[Records from a data collection]
──────────────────────────────
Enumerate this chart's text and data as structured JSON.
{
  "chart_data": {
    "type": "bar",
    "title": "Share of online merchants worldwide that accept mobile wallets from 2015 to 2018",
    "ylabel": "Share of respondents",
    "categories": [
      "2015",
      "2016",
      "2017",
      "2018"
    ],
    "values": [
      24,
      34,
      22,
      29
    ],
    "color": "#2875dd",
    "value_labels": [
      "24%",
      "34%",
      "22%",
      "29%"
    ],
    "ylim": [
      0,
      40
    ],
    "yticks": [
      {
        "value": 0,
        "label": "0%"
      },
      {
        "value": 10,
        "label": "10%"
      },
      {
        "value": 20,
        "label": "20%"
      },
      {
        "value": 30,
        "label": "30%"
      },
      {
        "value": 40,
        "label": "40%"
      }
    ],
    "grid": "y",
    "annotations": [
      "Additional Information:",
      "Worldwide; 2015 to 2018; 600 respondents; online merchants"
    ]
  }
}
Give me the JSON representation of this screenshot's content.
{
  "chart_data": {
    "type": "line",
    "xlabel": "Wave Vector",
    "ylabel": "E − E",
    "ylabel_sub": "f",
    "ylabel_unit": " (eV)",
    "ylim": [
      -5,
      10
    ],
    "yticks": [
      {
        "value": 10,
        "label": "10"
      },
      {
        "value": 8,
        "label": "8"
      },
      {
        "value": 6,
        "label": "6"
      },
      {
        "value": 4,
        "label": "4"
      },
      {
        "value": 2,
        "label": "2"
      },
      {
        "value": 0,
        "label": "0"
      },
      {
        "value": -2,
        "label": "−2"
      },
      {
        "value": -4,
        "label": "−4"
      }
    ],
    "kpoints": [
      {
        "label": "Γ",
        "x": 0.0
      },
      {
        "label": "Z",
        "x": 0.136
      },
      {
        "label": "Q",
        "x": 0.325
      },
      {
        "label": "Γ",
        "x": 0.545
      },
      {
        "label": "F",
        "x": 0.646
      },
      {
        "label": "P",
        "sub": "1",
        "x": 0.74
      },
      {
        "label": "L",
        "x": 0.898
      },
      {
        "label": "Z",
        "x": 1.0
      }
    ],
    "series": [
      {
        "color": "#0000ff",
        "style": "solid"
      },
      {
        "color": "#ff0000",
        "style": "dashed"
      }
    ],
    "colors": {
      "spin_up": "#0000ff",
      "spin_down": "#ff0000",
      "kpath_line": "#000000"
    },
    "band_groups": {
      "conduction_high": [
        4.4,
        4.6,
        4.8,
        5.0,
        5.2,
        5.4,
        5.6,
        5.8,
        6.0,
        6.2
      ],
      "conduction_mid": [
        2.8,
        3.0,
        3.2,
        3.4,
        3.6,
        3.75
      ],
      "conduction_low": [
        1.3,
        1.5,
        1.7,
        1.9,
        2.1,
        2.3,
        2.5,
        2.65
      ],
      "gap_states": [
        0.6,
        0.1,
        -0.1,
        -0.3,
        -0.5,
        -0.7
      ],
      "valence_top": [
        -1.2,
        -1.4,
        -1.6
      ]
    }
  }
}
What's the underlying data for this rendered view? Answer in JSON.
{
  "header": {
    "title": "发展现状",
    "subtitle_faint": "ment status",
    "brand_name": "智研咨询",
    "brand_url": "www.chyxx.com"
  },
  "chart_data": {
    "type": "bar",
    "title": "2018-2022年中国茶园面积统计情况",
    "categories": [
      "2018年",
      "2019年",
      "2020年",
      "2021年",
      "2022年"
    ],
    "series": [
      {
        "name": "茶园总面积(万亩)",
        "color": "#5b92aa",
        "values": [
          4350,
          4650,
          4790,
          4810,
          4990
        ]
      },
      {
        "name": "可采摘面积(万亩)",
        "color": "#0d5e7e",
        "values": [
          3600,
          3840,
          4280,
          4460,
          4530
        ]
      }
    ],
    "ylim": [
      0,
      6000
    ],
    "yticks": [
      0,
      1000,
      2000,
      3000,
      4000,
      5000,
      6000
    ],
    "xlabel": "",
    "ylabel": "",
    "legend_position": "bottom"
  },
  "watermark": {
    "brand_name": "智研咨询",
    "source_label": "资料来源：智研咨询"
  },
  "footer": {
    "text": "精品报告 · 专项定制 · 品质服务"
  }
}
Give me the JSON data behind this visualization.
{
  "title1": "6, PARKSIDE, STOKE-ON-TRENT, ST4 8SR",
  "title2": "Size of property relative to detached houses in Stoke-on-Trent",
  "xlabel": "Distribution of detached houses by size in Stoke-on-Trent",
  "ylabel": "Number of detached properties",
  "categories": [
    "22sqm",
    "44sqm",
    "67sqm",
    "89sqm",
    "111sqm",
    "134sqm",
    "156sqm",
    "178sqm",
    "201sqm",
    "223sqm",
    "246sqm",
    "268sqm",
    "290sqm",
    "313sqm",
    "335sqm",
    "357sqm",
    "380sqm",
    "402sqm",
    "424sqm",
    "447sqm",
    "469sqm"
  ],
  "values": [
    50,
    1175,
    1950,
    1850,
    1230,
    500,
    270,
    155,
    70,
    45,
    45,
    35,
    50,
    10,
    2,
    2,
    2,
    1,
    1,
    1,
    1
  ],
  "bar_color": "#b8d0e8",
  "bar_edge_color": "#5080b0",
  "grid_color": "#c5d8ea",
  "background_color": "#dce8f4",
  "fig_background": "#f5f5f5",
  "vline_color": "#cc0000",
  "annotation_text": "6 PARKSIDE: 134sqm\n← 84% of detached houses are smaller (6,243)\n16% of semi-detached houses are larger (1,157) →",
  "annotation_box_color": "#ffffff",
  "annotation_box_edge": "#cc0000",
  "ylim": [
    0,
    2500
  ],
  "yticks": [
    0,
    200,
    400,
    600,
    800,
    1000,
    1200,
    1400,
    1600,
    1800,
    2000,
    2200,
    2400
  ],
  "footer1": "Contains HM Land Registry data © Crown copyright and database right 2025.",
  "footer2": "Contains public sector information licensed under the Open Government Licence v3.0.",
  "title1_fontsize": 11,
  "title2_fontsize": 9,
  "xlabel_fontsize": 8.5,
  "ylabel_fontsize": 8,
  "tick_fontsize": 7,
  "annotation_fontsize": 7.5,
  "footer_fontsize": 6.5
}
──────────────────────────────
▶ **Aim of the exercise**: Copy out each record, keeping every word as it is.

▶ **Exercise result**:
Enumerate this chart's text and data as structured JSON.
{
  "chart_data": {
    "type": "bar",
    "title": "Share of online merchants worldwide that accept mobile wallets from 2015 to 2018",
    "ylabel": "Share of respondents",
    "categories": [
      "2015",
      "2016",
      "2017",
      "2018"
    ],
    "values": [
      24,
      34,
      22,
      29
    ],
    "color": "#2875dd",
    "value_labels": [
      "24%",
      "34%",
      "22%",
      "29%"
    ],
    "ylim": [
      0,
      40
    ],
    "yticks": [
      {
        "value": 0,
        "label": "0%"
      },
      {
        "value": 10,
        "label": "10%"
      },
      {
        "value": 20,
        "label": "20%"
      },
      {
        "value": 30,
        "label": "30%"
      },
      {
        "value": 40,
        "label": "40%"
      }
    ],
    "grid": "y",
    "annotations": [
      "Additional Information:",
      "Worldwide; 2015 to 2018; 600 respondents; online merchants"
    ]
  }
}
Give me the JSON representation of this screenshot's content.
{
  "chart_data": {
    "type": "line",
    "xlabel": "Wave Vector",
    "ylabel": "E − E",
    "ylabel_sub": "f",
    "ylabel_unit": " (eV)",
    "ylim": [
      -5,
      10
    ],
    "yticks": [
      {
        "value": 10,
        "label": "10"
      },
      {
        "value": 8,
        "label": "8"
      },
      {
        "value": 6,
        "label": "6"
      },
      {
        "value": 4,
        "label": "4"
      },
      {
        "value": 2,
        "label": "2"
      },
      {
        "value": 0,
        "label": "0"
      },
      {
        "value": -2,
        "label": "−2"
      },
      {
        "value": -4,
        "label": "−4"
      }
    ],
    "kpoints": [
      {
        "label": "Γ",
        "x": 0.0
      },
      {
        "label": "Z",
        "x": 0.136
      },
      {
        "label": "Q",
        "x": 0.325
      },
      {
        "label": "Γ",
        "x": 0.545
      },
      {
        "label": "F",
        "x": 0.646
      },
      {
        "label": "P",
        "sub": "1",
        "x": 0.74
      },
      {
        "label": "L",
        "x": 0.898
      },
      {
        "label": "Z",
        "x": 1.0
      }
    ],
    "series": [
      {
        "color": "#0000ff",
        "style": "solid"
      },
      {
        "color": "#ff0000",
        "style": "dashed"
      }
    ],
    "colors": {
      "spin_up": "#0000ff",
      "spin_down": "#ff0000",
      "kpath_line": "#000000"
    },
    "band_groups": {
      "conduction_high": [
        4.4,
        4.6,
        4.8,
        5.0,
        5.2,
        5.4,
        5.6,
        5.8,
        6.0,
        6.2
      ],
      "conduction_mid": [
        2.8,
        3.0,
        3.2,
        3.4,
        3.6,
        3.75
      ],
      "conduction_low": [
        1.3,
        1.5,
        1.7,
        1.9,
        2.1,
        2.3,
        2.5,
        2.65
      ],
      "gap_states": [
        0.6,
        0.1,
        -0.1,
        -0.3,
        -0.5,
        -0.7
      ],
      "valence_top": [
        -1.2,
        -1.4,
        -1.6
      ]
    }
  }
}
What's the underlying data for this rendered view? Answer in JSON.
{
  "header": {
    "title": "发展现状",
    "subtitle_faint": "ment status",
    "brand_name": "智研咨询",
    "brand_url": "www.chyxx.com"
  },
  "chart_data": {
    "type": "bar",
    "title": "2018-2022年中国茶园面积统计情况",
    "categories": [
      "2018年",
      "2019年",
      "2020年",
      "2021年",
      "2022年"
    ],
    "series": [
      {
        "name": "茶园总面积(万亩)",
        "color": "#5b92aa",
        "values": [
          4350,
          4650,
          4790,
          4810,
          4990
        ]
      },
      {
        "name": "可采摘面积(万亩)",
        "color": "#0d5e7e",
        "values": [
          3600,
          3840,
          4280,
          4460,
          4530
        ]
      }
    ],
    "ylim": [
      0,
      6000
    ],
    "yticks": [
      0,
      1000,
      2000,
      3000,
      4000,
      5000,
      6000
    ],
    "xlabel": "",
    "ylabel": "",
    "legend_position": "bottom"
  },
  "watermark": {
    "brand_name": "智研咨询",
    "source_label": "资料来源：智研咨询"
  },
  "footer": {
    "text": "精品报告 · 专项定制 · 品质服务"
  }
}
Give me the JSON data behind this visualization.
{
  "title1": "6, PARKSIDE, STOKE-ON-TRENT, ST4 8SR",
  "title2": "Size of property relative to detached houses in Stoke-on-Trent",
  "xlabel": "Distribution of detached houses by size in Stoke-on-Trent",
  "ylabel": "Number of detached properties",
  "categories": [
    "22sqm",
    "44sqm",
    "67sqm",
    "89sqm",
    "111sqm",
    "134sqm",
    "156sqm",
    "178sqm",
    "201sqm",
    "223sqm",
    "246sqm",
    "268sqm",
    "290sqm",
    "313sqm",
    "335sqm",
    "357sqm",
    "380sqm",
    "402sqm",
    "424sqm",
    "447sqm",
    "469sqm"
  ],
  "values": [
    50,
    1175,
    1950,
    1850,
    1230,
    500,
    270,
    155,
    70,
    45,
    45,
    35,
    50,
    10,
    2,
    2,
    2,
    1,
    1,
    1,
    1
  ],
  "bar_color": "#b8d0e8",
  "bar_edge_color": "#5080b0",
  "grid_color": "#c5d8ea",
  "background_color": "#dce8f4",
  "fig_background": "#f5f5f5",
  "vline_color": "#cc0000",
  "annotation_text": "6 PARKSIDE: 134sqm\n← 84% of detached houses are smaller (6,243)\n16% of semi-detached houses are larger (1,157) →",
  "annotation_box_color": "#ffffff",
  "annotation_box_edge": "#cc0000",
  "ylim": [
    0,
    2500
  ],
  "yticks": [
    0,
    200,
    400,
    600,
    800,
    1000,
    1200,
    1400,
    1600,
    1800,
    2000,
    2200,
    2400
  ],
  "footer1": "Contains HM Land Registry data © Crown copyright and database right 2025.",
  "footer2": "Contains public sector information licensed under the Open Government Licence v3.0.",
  "title1_fontsize": 11,
  "title2_fontsize": 9,
  "xlabel_fontsize": 8.5,
  "ylabel_fontsize": 8,
  "tick_fontsize": 7,
  "annotation_fontsize": 7.5,
  "footer_fontsize": 6.5
}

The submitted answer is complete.